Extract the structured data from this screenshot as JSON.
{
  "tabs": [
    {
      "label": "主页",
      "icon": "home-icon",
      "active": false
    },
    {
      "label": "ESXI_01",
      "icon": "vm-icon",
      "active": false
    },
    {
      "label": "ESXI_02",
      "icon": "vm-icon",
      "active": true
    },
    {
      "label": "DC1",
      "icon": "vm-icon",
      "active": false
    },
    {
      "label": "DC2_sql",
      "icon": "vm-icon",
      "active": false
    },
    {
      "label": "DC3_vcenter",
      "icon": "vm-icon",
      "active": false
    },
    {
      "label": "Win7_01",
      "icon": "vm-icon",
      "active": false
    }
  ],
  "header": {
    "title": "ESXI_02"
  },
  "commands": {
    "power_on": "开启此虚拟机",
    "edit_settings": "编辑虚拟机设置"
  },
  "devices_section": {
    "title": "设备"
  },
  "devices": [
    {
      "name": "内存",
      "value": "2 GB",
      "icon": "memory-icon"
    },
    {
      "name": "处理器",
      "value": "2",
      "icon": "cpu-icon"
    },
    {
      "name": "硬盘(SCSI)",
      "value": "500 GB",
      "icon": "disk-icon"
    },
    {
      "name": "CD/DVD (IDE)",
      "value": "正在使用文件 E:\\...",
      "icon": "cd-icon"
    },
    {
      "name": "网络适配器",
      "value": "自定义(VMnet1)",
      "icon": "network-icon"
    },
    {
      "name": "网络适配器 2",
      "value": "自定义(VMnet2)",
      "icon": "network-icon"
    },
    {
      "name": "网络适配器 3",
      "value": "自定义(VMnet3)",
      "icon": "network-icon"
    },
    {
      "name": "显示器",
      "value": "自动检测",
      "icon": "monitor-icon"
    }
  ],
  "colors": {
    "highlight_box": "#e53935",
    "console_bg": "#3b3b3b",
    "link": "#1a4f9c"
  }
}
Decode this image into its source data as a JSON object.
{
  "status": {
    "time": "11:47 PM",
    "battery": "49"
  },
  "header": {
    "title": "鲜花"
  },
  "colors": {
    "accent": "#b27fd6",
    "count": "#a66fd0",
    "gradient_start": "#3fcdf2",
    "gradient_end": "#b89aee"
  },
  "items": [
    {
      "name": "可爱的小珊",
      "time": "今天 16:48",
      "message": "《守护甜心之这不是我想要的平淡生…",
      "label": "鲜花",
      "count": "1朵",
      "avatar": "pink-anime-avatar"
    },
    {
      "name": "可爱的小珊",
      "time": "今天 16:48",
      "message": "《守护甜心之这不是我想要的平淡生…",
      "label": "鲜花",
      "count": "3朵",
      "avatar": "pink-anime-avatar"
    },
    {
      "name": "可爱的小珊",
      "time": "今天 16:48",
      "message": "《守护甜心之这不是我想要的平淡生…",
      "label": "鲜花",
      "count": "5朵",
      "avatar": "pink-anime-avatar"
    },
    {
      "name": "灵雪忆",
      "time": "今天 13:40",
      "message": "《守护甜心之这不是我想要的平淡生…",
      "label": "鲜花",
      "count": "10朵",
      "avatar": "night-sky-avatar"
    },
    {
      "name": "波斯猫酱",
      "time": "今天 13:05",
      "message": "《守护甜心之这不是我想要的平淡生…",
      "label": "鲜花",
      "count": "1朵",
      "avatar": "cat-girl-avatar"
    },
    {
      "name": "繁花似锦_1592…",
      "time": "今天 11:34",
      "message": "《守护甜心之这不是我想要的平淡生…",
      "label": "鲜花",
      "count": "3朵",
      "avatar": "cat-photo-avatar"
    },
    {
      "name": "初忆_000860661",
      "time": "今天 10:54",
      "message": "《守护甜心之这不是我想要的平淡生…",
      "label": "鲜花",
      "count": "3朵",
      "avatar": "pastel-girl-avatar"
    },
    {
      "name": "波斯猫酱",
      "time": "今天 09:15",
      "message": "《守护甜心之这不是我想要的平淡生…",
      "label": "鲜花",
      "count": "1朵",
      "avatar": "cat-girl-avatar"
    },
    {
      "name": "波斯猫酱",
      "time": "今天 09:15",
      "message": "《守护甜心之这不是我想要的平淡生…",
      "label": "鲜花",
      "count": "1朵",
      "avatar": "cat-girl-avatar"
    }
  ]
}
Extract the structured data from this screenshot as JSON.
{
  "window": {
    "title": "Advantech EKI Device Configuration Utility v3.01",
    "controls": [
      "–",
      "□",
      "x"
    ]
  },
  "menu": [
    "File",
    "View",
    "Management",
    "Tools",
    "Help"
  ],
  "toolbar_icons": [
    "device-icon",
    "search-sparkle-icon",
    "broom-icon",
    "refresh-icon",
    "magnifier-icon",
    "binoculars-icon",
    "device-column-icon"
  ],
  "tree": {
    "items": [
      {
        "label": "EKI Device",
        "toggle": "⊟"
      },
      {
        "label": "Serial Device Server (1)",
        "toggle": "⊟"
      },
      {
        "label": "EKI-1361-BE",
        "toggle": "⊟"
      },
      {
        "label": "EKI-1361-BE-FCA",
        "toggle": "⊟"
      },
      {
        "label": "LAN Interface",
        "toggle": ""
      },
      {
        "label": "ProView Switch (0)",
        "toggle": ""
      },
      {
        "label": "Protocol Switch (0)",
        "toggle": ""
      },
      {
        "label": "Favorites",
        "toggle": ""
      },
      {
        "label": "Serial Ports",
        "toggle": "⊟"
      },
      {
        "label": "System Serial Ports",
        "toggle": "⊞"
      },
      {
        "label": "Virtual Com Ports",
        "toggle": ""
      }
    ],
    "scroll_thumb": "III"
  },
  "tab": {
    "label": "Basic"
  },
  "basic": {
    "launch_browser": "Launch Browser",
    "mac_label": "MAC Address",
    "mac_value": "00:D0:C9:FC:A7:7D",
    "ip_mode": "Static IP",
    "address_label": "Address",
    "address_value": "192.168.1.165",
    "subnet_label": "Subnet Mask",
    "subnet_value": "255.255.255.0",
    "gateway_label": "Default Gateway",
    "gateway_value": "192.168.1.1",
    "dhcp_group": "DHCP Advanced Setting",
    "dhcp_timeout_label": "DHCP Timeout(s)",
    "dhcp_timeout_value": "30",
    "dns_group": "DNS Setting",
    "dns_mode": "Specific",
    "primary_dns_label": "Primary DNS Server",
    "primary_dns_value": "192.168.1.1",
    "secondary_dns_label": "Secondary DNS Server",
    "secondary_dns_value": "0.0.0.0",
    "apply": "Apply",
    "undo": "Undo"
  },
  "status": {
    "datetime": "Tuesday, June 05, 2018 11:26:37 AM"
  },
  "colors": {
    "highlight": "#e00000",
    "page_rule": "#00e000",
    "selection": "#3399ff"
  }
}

----------

* [Given request]:
Which lines hold the string "Serial"? Copy all of them from the data above.

* [Task solution]:
        "label": "Serial Device Server (1)",
        "label": "Serial Ports",
        "label": "System Serial Ports",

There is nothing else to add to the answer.